(Saved entries)
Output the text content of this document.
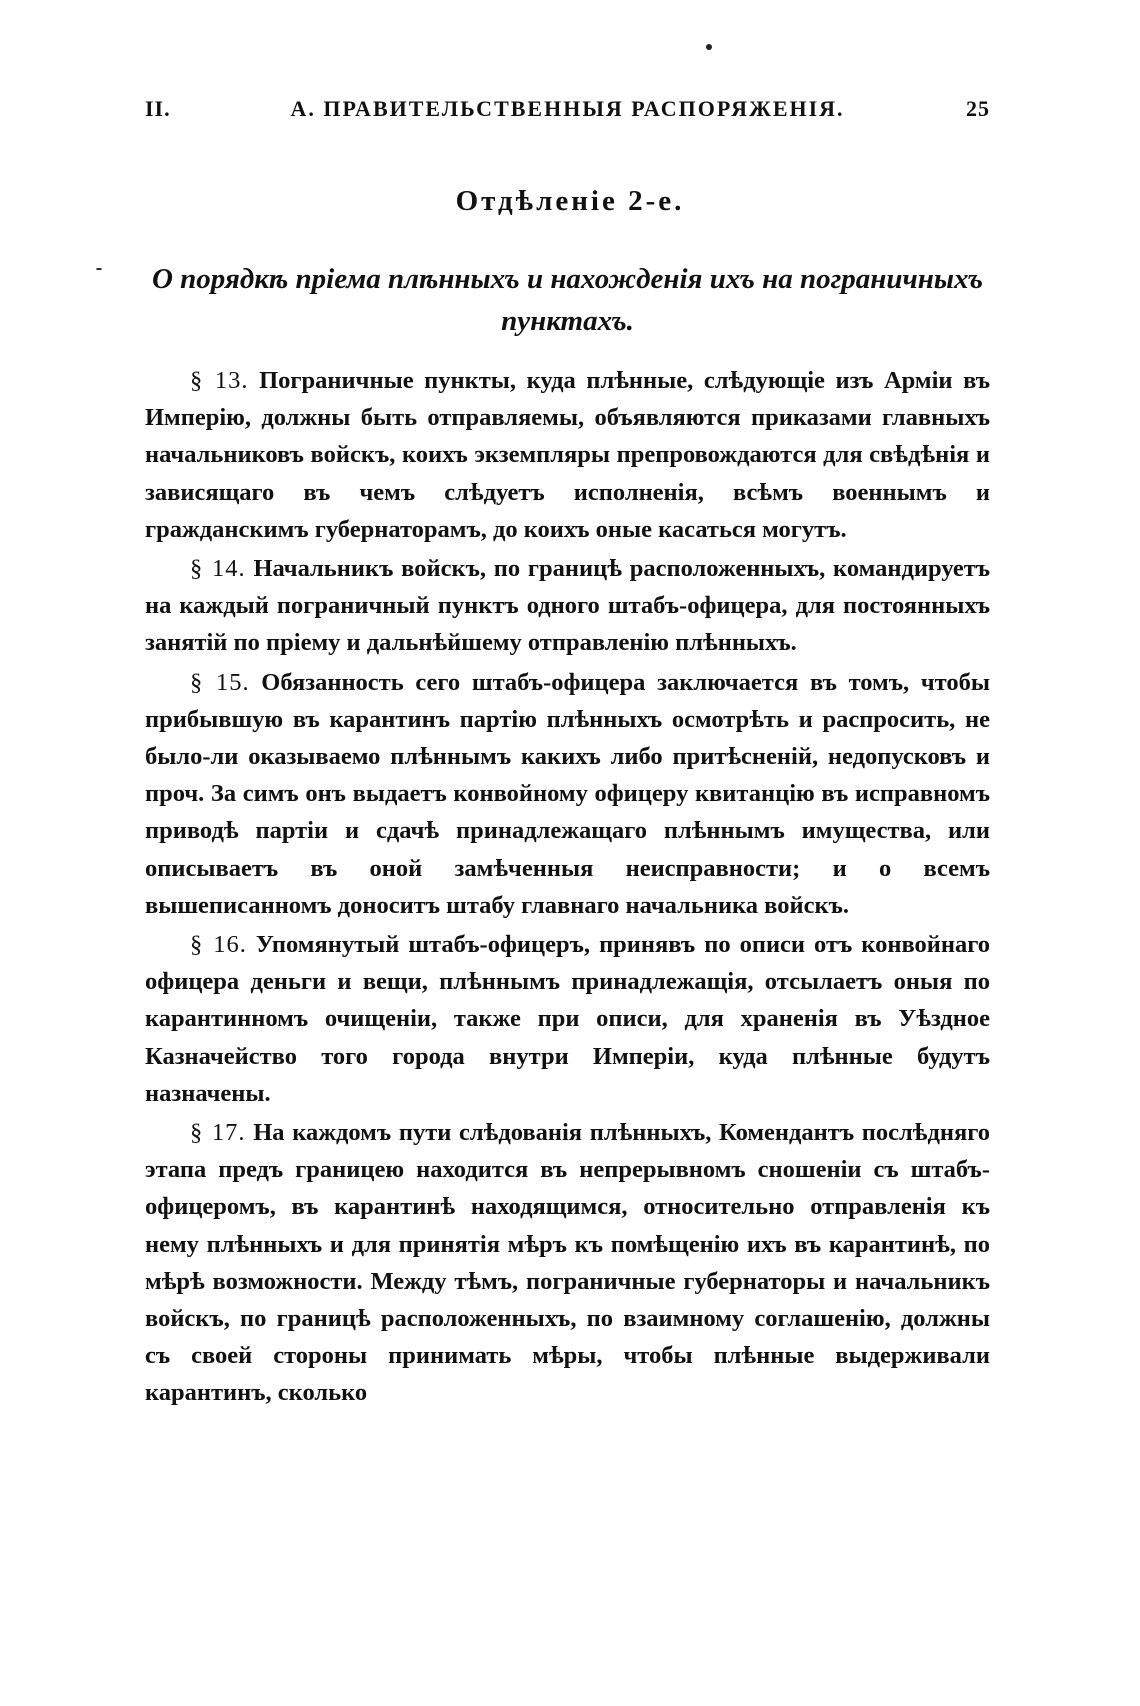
II.	А. ПРАВИТЕЛЬСТВЕННЫЯ РАСПОРЯЖЕНІЯ.	25
Отдѣленіе 2-е.
О порядкѣ пріема плѣнныхъ и нахожденія ихъ на пограничныхъ пунктахъ.

§ 13. Пограничные пункты, куда плѣнные, слѣдующіе изъ Арміи въ Имперію, должны быть отправляемы, объявляются приказами главныхъ начальниковъ войскъ, коихъ экземпляры препровождаются для свѣдѣнія и зависящаго въ чемъ слѣдуетъ исполненія, всѣмъ военнымъ и гражданскимъ губернаторамъ, до коихъ оные касаться могутъ.

§ 14. Начальникъ войскъ, по границѣ расположенныхъ, командируетъ на каждый пограничный пунктъ одного штабъ-офицера, для постоянныхъ занятій по пріему и дальнѣйшему отправленію плѣнныхъ.

§ 15. Обязанность сего штабъ-офицера заключается въ томъ, чтобы прибывшую въ карантинъ партію плѣнныхъ осмотрѣть и распросить, не было-ли оказываемо плѣннымъ какихъ либо притѣсненій, недопусковъ и проч. За симъ онъ выдаетъ конвойному офицеру квитанцію въ исправномъ приводѣ партіи и сдачѣ принадлежащаго плѣннымъ имущества, или описываетъ въ оной замѣченныя неисправности; и о всемъ вышеписанномъ доноситъ штабу главнаго начальника войскъ.

§ 16. Упомянутый штабъ-офицеръ, принявъ по описи отъ конвойнаго офицера деньги и вещи, плѣннымъ принадлежащія, отсылаетъ оныя по карантинномъ очищеніи, также при описи, для храненія въ Уѣздное Казначейство того города внутри Имперіи, куда плѣнные будутъ назначены.

§ 17. На каждомъ пути слѣдованія плѣнныхъ, Комендантъ послѣдняго этапа предъ границею находится въ непрерывномъ сношеніи съ штабъ-офицеромъ, въ карантинѣ находящимся, относительно отправленія къ нему плѣнныхъ и для принятія мѣръ къ помѣщенію ихъ въ карантинѣ, по мѣрѣ возможности. Между тѣмъ, пограничные губернаторы и начальникъ войскъ, по границѣ расположенныхъ, по взаимному соглашенію, должны съ своей стороны принимать мѣры, чтобы плѣнные выдерживали карантинъ, сколько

◆ **TASK REQUIREMENTS**: Go through the records and pull out each line that includes the word "куда".

◆ **OUTPUT FOR THIS TASK**:
§ 13. Пограничные пункты, куда плѣнные, слѣдующіе изъ Арміи въ Имперію, должны быть отправляемы, объявляются приказами главныхъ начальниковъ войскъ, коихъ экземпляры препровождаются для свѣдѣнія и зависящаго въ чемъ слѣдуетъ исполненія, всѣмъ военнымъ и гражданскимъ губернаторамъ, до коихъ оные касаться могутъ.
§ 16. Упомянутый штабъ-офицеръ, принявъ по описи отъ конвойнаго офицера деньги и вещи, плѣннымъ принадлежащія, отсылаетъ оныя по карантинномъ очищеніи, также при описи, для храненія въ Уѣздное Казначейство того города внутри Имперіи, куда плѣнные будутъ назначены.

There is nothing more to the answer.